### Your goal
Write out each line of the listing as it stands, without the images.
___
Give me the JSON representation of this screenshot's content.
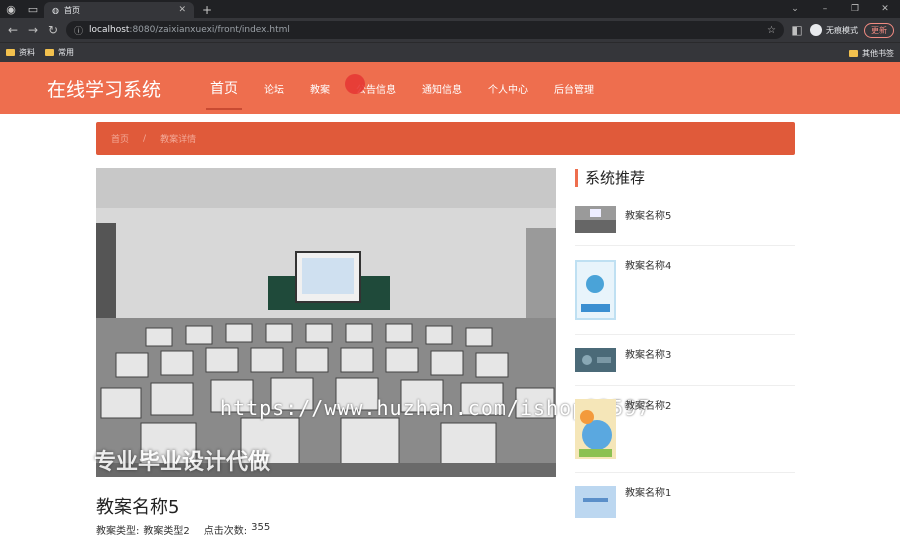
{
  "browser": {
    "tab_title": "首页",
    "url_host": "localhost",
    "url_rest": ":8080/zaixianxuexi/front/index.html",
    "incognito_label": "无痕模式",
    "update_label": "更新",
    "bookmarks": [
      "资料",
      "常用"
    ],
    "other_bookmarks": "其他书签"
  },
  "site": {
    "title": "在线学习系统",
    "nav": [
      "首页",
      "论坛",
      "教案",
      "公告信息",
      "通知信息",
      "个人中心",
      "后台管理"
    ]
  },
  "breadcrumb": {
    "home": "首页",
    "separator": "/",
    "current": "教案详情"
  },
  "detail": {
    "title": "教案名称5",
    "type_label": "教案类型:",
    "type_value": "教案类型2",
    "clicks_label": "点击次数:",
    "clicks_value": "355"
  },
  "watermark": {
    "url": "https://www.huzhan.com/ishop83597",
    "text": "专业毕业设计代做"
  },
  "sidebar": {
    "heading": "系统推荐",
    "items": [
      "教案名称5",
      "教案名称4",
      "教案名称3",
      "教案名称2",
      "教案名称1"
    ]
  },
  "colors": {
    "primary": "#ee6e4e",
    "breadcrumb": "#e05a3a"
  }
}
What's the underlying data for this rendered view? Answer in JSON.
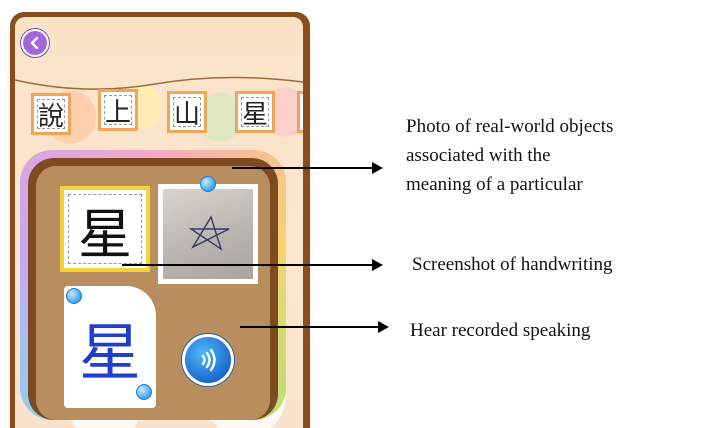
{
  "app": {
    "back_icon": "chevron-left-icon",
    "banner_tiles": [
      "說",
      "上",
      "山",
      "星"
    ],
    "current_character": "星",
    "handwritten_character": "星",
    "speaker_icon": "sound-wave-icon"
  },
  "annotations": {
    "photo_line1": "Photo of real-world objects",
    "photo_line2": "associated with the",
    "photo_line3": "meaning of a particular",
    "handwriting": "Screenshot of handwriting",
    "speaking": "Hear recorded speaking"
  },
  "colors": {
    "frame": "#8a4d1c",
    "tile_border": "#f0a65a",
    "character_card_border": "#f3d43a",
    "handwriting_ink": "#1f3fd1",
    "speaker_button": "#1765c9",
    "back_button": "#a268d9"
  }
}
___
### Result below
Give me the JSON representation of this screenshot's content.
{
  "browser": {
    "tab_title": "首页",
    "url_host": "localhost",
    "url_rest": ":8080/zaixianxuexi/front/index.html",
    "incognito_label": "无痕模式",
    "update_label": "更新",
    "bookmarks": [
      "资料",
      "常用"
    ],
    "other_bookmarks": "其他书签"
  },
  "site": {
    "title": "在线学习系统",
    "nav": [
      "首页",
      "论坛",
      "教案",
      "公告信息",
      "通知信息",
      "个人中心",
      "后台管理"
    ]
  },
  "breadcrumb": {
    "home": "首页",
    "separator": "/",
    "current": "教案详情"
  },
  "detail": {
    "title": "教案名称5",
    "type_label": "教案类型:",
    "type_value": "教案类型2",
    "clicks_label": "点击次数:",
    "clicks_value": "355"
  },
  "watermark": {
    "url": "https://www.huzhan.com/ishop83597",
    "text": "专业毕业设计代做"
  },
  "sidebar": {
    "heading": "系统推荐",
    "items": [
      "教案名称5",
      "教案名称4",
      "教案名称3",
      "教案名称2",
      "教案名称1"
    ]
  },
  "colors": {
    "primary": "#ee6e4e",
    "breadcrumb": "#e05a3a"
  }
}
What's the underlying data for this rendered view? Answer in JSON.
{
  "app": {
    "back_icon": "chevron-left-icon",
    "banner_tiles": [
      "說",
      "上",
      "山",
      "星"
    ],
    "current_character": "星",
    "handwritten_character": "星",
    "speaker_icon": "sound-wave-icon"
  },
  "annotations": {
    "photo_line1": "Photo of real-world objects",
    "photo_line2": "associated with the",
    "photo_line3": "meaning of a particular",
    "handwriting": "Screenshot of handwriting",
    "speaking": "Hear recorded speaking"
  },
  "colors": {
    "frame": "#8a4d1c",
    "tile_border": "#f0a65a",
    "character_card_border": "#f3d43a",
    "handwriting_ink": "#1f3fd1",
    "speaker_button": "#1765c9",
    "back_button": "#a268d9"
  }
}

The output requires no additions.